RECORDS TO USE –
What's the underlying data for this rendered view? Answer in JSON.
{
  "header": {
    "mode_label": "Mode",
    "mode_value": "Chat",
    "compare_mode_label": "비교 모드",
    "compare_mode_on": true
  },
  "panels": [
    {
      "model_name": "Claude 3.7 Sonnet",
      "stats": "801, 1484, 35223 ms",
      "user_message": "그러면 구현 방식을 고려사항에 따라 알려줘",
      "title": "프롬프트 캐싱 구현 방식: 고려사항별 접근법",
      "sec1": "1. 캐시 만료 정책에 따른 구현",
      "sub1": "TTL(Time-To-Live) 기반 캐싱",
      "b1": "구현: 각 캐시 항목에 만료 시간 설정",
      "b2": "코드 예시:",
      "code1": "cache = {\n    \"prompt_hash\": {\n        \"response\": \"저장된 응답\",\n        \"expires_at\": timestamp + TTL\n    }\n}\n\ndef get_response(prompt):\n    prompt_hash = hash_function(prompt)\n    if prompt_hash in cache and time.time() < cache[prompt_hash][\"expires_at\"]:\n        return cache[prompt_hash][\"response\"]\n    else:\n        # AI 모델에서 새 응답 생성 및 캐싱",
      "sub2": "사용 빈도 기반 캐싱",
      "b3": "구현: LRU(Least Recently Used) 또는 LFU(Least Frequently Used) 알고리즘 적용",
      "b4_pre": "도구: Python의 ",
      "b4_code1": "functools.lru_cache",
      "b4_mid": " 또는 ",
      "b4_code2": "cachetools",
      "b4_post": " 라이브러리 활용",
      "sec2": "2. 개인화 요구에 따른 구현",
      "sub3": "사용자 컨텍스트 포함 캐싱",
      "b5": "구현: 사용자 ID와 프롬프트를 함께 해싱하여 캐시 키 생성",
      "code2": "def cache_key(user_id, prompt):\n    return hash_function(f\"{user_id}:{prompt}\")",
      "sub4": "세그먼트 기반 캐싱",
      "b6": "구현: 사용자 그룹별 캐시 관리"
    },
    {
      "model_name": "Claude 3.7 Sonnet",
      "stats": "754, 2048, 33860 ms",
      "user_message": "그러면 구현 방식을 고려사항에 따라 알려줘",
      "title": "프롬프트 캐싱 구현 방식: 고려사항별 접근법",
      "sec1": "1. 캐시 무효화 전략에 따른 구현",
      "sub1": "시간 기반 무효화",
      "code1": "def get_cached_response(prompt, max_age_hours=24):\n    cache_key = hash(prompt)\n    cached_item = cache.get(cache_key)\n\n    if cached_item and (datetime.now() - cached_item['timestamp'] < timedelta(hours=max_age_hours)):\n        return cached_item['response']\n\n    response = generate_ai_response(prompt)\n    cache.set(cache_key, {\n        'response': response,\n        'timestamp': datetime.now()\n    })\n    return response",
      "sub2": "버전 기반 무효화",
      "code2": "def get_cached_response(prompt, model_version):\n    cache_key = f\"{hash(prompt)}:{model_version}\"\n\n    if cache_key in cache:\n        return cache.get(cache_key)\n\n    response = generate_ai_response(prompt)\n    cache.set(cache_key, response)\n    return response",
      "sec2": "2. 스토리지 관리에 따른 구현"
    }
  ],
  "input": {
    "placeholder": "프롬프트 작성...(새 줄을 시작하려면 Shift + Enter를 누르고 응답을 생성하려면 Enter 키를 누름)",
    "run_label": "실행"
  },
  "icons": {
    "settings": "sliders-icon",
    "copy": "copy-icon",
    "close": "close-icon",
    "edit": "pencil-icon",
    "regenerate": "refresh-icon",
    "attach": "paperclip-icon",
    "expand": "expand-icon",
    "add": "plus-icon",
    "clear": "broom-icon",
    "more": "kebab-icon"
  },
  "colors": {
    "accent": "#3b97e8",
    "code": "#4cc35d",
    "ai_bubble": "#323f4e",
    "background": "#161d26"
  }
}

SHORT EXERCISE –
Output the lines above verbatim and in full.

RESPONSE TO THIS EXERCISE –
What's the underlying data for this rendered view? Answer in JSON.
{
  "header": {
    "mode_label": "Mode",
    "mode_value": "Chat",
    "compare_mode_label": "비교 모드",
    "compare_mode_on": true
  },
  "panels": [
    {
      "model_name": "Claude 3.7 Sonnet",
      "stats": "801, 1484, 35223 ms",
      "user_message": "그러면 구현 방식을 고려사항에 따라 알려줘",
      "title": "프롬프트 캐싱 구현 방식: 고려사항별 접근법",
      "sec1": "1. 캐시 만료 정책에 따른 구현",
      "sub1": "TTL(Time-To-Live) 기반 캐싱",
      "b1": "구현: 각 캐시 항목에 만료 시간 설정",
      "b2": "코드 예시:",
      "code1": "cache = {\n    \"prompt_hash\": {\n        \"response\": \"저장된 응답\",\n        \"expires_at\": timestamp + TTL\n    }\n}\n\ndef get_response(prompt):\n    prompt_hash = hash_function(prompt)\n    if prompt_hash in cache and time.time() < cache[prompt_hash][\"expires_at\"]:\n        return cache[prompt_hash][\"response\"]\n    else:\n        # AI 모델에서 새 응답 생성 및 캐싱",
      "sub2": "사용 빈도 기반 캐싱",
      "b3": "구현: LRU(Least Recently Used) 또는 LFU(Least Frequently Used) 알고리즘 적용",
      "b4_pre": "도구: Python의 ",
      "b4_code1": "functools.lru_cache",
      "b4_mid": " 또는 ",
      "b4_code2": "cachetools",
      "b4_post": " 라이브러리 활용",
      "sec2": "2. 개인화 요구에 따른 구현",
      "sub3": "사용자 컨텍스트 포함 캐싱",
      "b5": "구현: 사용자 ID와 프롬프트를 함께 해싱하여 캐시 키 생성",
      "code2": "def cache_key(user_id, prompt):\n    return hash_function(f\"{user_id}:{prompt}\")",
      "sub4": "세그먼트 기반 캐싱",
      "b6": "구현: 사용자 그룹별 캐시 관리"
    },
    {
      "model_name": "Claude 3.7 Sonnet",
      "stats": "754, 2048, 33860 ms",
      "user_message": "그러면 구현 방식을 고려사항에 따라 알려줘",
      "title": "프롬프트 캐싱 구현 방식: 고려사항별 접근법",
      "sec1": "1. 캐시 무효화 전략에 따른 구현",
      "sub1": "시간 기반 무효화",
      "code1": "def get_cached_response(prompt, max_age_hours=24):\n    cache_key = hash(prompt)\n    cached_item = cache.get(cache_key)\n\n    if cached_item and (datetime.now() - cached_item['timestamp'] < timedelta(hours=max_age_hours)):\n        return cached_item['response']\n\n    response = generate_ai_response(prompt)\n    cache.set(cache_key, {\n        'response': response,\n        'timestamp': datetime.now()\n    })\n    return response",
      "sub2": "버전 기반 무효화",
      "code2": "def get_cached_response(prompt, model_version):\n    cache_key = f\"{hash(prompt)}:{model_version}\"\n\n    if cache_key in cache:\n        return cache.get(cache_key)\n\n    response = generate_ai_response(prompt)\n    cache.set(cache_key, response)\n    return response",
      "sec2": "2. 스토리지 관리에 따른 구현"
    }
  ],
  "input": {
    "placeholder": "프롬프트 작성...(새 줄을 시작하려면 Shift + Enter를 누르고 응답을 생성하려면 Enter 키를 누름)",
    "run_label": "실행"
  },
  "icons": {
    "settings": "sliders-icon",
    "copy": "copy-icon",
    "close": "close-icon",
    "edit": "pencil-icon",
    "regenerate": "refresh-icon",
    "attach": "paperclip-icon",
    "expand": "expand-icon",
    "add": "plus-icon",
    "clear": "broom-icon",
    "more": "kebab-icon"
  },
  "colors": {
    "accent": "#3b97e8",
    "code": "#4cc35d",
    "ai_bubble": "#323f4e",
    "background": "#161d26"
  }
}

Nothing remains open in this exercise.